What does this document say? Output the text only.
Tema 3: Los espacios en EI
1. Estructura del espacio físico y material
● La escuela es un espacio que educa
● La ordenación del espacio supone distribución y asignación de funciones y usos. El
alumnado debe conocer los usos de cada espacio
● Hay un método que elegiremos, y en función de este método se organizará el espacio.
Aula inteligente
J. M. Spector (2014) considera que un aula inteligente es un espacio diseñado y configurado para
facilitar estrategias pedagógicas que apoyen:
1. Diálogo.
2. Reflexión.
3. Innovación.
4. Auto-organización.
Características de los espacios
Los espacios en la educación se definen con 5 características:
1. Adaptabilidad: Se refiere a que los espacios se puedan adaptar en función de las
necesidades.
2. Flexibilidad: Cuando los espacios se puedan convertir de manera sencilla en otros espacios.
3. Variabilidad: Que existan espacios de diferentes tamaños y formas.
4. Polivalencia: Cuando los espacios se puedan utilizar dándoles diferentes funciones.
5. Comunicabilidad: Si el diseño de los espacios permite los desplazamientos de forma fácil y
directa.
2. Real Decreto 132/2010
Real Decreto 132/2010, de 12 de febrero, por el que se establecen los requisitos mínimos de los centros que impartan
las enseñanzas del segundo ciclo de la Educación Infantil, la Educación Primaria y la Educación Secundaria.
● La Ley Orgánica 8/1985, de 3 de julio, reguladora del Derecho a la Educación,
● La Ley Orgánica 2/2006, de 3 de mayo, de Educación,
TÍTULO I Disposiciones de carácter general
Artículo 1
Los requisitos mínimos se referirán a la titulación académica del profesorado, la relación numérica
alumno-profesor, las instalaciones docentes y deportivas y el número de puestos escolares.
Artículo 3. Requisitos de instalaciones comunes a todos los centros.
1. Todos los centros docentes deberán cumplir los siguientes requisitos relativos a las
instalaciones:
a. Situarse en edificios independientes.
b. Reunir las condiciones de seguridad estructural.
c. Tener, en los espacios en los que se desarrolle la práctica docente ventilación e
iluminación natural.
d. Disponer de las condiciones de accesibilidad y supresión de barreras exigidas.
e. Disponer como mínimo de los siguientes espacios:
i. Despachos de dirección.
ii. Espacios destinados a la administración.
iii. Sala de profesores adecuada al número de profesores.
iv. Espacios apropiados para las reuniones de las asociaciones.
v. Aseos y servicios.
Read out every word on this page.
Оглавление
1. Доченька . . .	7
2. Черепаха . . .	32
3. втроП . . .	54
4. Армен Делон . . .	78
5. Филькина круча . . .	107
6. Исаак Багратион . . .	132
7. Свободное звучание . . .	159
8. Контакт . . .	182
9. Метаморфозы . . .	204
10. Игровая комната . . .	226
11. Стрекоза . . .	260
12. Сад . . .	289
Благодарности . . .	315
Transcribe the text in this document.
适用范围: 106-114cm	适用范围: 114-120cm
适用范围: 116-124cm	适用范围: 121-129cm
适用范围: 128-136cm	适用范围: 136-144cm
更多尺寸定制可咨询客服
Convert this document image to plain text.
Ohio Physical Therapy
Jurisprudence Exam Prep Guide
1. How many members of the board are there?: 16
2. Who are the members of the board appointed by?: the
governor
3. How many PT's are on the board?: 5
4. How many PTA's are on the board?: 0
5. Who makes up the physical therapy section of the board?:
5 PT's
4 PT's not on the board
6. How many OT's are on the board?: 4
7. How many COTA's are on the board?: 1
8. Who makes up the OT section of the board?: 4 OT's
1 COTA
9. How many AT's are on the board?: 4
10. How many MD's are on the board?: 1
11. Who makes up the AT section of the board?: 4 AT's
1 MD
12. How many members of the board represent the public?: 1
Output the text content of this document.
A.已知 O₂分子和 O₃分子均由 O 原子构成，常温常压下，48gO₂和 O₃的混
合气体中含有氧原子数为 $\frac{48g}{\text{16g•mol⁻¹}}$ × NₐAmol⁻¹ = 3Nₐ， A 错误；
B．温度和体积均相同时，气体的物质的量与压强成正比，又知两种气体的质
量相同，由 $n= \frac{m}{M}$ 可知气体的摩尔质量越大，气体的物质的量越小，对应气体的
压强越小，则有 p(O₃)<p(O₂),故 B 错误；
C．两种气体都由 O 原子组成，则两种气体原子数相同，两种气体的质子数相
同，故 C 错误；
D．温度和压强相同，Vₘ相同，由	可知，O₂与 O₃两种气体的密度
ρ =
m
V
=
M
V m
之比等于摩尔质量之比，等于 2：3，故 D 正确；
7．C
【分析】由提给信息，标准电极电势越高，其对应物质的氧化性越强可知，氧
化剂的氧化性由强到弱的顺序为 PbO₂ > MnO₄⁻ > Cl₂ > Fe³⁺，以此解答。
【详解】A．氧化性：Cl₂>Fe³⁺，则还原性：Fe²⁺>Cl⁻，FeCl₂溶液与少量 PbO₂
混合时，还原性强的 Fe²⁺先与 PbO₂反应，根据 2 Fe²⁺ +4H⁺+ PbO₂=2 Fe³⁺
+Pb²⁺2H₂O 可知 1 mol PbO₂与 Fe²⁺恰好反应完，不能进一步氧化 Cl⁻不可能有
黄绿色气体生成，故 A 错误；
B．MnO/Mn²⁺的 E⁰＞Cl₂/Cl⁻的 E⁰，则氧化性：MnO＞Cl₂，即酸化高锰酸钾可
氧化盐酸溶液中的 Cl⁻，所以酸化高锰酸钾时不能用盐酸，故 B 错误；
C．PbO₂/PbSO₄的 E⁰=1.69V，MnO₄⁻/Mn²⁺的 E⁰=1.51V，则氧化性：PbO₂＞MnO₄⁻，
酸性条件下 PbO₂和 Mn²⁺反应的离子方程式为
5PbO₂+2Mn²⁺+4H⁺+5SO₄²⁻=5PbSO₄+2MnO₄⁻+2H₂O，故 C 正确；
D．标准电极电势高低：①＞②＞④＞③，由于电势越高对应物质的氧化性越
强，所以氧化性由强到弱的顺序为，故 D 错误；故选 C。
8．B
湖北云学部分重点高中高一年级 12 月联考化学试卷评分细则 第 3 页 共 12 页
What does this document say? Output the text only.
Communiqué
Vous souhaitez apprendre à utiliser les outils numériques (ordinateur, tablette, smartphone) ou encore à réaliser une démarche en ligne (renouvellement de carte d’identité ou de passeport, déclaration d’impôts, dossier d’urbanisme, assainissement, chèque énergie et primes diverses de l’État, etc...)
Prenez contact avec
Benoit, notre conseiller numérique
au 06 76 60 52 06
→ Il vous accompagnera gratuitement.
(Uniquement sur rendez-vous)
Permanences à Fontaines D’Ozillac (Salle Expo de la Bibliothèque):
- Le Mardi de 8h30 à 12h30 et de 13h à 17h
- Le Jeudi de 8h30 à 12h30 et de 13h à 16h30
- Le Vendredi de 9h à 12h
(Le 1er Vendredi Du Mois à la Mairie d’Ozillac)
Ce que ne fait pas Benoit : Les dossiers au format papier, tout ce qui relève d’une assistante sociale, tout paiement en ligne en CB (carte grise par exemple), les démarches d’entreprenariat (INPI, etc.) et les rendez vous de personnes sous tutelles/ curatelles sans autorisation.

WHAT THIS TASK INVOLVES » Copy every line that includes the string "section" from the material above.

REPLY »
5. Who makes up the physical therapy section of the board?:
8. Who makes up the OT section of the board?: 4 OT's
11. Who makes up the AT section of the board?: 4 AT's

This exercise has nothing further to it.